Work to do - Repeat the whole listing exactly as written.

[Records contained in a dataset]
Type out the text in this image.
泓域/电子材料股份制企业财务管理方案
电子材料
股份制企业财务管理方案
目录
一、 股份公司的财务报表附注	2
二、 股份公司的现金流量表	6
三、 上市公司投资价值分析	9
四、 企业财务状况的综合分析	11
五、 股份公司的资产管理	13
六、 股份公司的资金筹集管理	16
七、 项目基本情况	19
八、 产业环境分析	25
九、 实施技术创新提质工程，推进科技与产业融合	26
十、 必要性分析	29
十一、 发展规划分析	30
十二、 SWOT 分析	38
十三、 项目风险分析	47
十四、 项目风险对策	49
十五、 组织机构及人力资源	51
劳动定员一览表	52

Solution for this task -
Type out the text in this image.
泓域/电子材料股份制企业财务管理方案
电子材料
股份制企业财务管理方案
目录
一、 股份公司的财务报表附注	2
二、 股份公司的现金流量表	6
三、 上市公司投资价值分析	9
四、 企业财务状况的综合分析	11
五、 股份公司的资产管理	13
六、 股份公司的资金筹集管理	16
七、 项目基本情况	19
八、 产业环境分析	25
九、 实施技术创新提质工程，推进科技与产业融合	26
十、 必要性分析	29
十一、 发展规划分析	30
十二、 SWOT 分析	38
十三、 项目风险分析	47
十四、 项目风险对策	49
十五、 组织机构及人力资源	51
劳动定员一览表	52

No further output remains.